_Job_
Lift every line from the entries that includes the word "name".

── Data to process

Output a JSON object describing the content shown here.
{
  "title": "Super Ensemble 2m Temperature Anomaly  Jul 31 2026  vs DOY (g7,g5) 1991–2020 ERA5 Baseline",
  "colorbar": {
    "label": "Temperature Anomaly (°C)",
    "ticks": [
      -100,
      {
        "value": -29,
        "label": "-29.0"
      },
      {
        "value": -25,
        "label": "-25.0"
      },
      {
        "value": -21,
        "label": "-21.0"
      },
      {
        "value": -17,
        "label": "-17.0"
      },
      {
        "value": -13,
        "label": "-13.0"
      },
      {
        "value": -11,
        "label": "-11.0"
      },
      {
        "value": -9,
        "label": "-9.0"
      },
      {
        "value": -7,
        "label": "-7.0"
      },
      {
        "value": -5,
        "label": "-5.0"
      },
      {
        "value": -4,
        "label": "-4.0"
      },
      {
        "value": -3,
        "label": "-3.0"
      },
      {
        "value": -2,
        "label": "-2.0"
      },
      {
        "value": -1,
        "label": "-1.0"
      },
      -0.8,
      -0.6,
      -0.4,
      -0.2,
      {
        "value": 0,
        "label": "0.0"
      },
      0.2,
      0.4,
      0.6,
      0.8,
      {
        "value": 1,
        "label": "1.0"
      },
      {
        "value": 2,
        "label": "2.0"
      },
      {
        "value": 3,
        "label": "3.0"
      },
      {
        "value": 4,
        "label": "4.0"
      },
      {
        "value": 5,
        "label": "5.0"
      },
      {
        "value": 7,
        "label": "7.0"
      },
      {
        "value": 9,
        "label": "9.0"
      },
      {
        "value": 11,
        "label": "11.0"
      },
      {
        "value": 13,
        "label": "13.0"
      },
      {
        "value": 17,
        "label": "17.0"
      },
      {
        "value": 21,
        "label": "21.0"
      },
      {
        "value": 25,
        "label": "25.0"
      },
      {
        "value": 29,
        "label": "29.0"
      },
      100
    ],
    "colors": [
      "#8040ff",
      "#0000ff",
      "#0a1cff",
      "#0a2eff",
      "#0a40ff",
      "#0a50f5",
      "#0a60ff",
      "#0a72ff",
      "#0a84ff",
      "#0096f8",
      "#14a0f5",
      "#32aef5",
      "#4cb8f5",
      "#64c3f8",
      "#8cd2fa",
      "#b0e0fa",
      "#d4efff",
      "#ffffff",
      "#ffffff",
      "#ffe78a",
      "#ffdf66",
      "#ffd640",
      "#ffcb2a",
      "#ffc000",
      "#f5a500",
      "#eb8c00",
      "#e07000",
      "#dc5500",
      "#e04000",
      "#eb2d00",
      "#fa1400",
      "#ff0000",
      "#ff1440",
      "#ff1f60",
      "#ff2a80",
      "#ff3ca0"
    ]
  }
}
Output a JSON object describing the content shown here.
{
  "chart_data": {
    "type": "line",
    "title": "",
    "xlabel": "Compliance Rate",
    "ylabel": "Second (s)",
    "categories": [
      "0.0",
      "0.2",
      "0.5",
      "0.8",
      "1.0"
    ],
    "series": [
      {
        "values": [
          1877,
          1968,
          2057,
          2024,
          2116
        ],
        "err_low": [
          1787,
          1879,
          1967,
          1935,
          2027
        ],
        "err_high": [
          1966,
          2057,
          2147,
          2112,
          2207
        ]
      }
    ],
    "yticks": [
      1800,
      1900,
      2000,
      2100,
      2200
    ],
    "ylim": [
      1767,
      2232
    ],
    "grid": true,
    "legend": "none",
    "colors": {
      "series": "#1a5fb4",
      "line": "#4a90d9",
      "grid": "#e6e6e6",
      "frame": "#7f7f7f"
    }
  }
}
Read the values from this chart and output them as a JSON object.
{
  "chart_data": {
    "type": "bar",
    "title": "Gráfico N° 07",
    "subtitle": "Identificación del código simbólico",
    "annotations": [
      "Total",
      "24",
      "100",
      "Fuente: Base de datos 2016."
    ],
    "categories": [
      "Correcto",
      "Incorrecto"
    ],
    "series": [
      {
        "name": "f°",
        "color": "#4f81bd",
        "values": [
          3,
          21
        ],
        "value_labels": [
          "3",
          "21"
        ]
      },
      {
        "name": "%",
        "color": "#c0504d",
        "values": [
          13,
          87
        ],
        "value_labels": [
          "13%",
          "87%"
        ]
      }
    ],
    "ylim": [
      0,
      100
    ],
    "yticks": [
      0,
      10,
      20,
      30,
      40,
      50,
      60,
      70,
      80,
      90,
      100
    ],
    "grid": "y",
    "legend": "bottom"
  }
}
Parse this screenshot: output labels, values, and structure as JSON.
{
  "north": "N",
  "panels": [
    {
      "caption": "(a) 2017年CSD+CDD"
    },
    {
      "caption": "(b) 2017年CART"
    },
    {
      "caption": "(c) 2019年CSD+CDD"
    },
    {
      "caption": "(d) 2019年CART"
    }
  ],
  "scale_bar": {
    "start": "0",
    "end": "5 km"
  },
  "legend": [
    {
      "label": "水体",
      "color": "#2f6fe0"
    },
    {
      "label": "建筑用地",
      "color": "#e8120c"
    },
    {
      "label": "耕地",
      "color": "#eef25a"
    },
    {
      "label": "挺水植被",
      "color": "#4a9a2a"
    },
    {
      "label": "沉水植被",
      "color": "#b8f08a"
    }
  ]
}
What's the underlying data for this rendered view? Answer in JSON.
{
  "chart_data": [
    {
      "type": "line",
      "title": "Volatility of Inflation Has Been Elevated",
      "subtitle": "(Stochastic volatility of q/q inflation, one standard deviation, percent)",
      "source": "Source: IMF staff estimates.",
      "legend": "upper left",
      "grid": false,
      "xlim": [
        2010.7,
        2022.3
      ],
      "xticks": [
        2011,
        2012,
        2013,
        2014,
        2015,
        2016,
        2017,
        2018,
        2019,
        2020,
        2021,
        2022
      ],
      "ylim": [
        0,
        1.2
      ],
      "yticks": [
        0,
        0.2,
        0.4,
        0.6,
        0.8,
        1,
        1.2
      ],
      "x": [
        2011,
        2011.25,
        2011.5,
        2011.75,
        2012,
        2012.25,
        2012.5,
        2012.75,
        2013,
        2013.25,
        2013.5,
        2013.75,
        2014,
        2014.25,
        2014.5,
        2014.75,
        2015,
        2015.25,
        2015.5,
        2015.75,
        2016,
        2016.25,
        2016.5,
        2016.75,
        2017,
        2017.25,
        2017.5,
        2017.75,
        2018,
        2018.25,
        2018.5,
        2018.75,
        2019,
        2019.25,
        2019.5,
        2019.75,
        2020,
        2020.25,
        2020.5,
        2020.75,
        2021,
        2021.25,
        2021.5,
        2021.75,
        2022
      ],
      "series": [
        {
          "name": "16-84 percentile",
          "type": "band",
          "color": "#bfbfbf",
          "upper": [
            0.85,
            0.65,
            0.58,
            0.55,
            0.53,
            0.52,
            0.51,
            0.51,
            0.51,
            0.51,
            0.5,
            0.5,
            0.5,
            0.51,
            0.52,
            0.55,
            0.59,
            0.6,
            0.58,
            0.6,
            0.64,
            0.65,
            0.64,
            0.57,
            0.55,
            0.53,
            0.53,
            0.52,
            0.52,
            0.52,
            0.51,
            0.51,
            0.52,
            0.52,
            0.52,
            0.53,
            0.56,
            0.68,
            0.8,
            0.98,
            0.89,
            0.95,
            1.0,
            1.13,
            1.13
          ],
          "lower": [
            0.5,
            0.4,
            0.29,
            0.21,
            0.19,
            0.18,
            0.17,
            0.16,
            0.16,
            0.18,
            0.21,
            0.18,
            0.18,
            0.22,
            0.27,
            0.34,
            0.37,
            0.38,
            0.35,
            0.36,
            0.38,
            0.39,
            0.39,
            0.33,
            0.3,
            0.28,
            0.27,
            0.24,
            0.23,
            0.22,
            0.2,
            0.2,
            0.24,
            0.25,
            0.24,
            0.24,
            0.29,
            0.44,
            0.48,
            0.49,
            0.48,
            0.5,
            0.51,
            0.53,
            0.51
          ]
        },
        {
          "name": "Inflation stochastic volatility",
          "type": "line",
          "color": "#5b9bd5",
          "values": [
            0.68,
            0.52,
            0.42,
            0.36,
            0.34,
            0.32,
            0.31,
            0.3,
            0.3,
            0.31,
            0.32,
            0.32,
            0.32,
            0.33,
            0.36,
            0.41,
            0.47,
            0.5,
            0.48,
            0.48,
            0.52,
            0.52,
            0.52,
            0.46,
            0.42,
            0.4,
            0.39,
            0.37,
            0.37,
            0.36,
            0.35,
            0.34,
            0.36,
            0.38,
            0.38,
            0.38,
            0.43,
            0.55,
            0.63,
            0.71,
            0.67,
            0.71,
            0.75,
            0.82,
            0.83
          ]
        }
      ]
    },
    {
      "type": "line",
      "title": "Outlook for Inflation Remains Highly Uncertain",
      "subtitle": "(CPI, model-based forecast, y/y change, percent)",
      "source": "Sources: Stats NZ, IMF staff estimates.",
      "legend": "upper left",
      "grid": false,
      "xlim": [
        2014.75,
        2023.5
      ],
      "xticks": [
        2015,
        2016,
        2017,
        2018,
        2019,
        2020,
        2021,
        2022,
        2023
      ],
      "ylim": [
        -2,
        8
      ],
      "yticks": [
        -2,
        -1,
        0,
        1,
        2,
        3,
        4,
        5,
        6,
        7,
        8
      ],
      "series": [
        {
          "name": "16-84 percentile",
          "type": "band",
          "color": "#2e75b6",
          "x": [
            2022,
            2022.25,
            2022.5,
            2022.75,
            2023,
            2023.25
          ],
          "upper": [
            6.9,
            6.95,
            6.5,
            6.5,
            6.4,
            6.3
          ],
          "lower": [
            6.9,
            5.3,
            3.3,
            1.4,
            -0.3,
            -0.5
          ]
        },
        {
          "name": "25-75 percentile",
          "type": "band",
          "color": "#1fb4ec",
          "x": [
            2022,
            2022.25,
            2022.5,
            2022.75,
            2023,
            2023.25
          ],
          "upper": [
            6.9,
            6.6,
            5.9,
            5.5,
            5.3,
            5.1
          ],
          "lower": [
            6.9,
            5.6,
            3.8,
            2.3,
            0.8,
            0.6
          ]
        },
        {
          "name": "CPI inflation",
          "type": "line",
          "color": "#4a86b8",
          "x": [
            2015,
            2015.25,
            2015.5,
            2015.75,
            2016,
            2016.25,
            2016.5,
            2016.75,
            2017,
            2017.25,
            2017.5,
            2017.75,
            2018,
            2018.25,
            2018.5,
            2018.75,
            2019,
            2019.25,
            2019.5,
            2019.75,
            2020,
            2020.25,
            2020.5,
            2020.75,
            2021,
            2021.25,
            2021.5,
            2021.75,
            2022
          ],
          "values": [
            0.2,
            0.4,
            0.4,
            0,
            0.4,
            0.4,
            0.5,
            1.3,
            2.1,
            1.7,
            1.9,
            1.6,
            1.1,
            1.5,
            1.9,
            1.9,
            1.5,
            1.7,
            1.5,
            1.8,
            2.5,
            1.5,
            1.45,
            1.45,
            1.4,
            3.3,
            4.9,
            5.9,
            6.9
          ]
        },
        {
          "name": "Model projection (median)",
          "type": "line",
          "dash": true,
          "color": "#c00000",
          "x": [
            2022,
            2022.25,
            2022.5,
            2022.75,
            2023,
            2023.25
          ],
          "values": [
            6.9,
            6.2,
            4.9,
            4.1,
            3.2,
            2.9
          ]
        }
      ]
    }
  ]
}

────

_Result for this task_
        "name": "f°",
        "name": "%",
          "name": "16-84 percentile",
          "name": "Inflation stochastic volatility",
          "name": "16-84 percentile",
          "name": "25-75 percentile",
          "name": "CPI inflation",
          "name": "Model projection (median)",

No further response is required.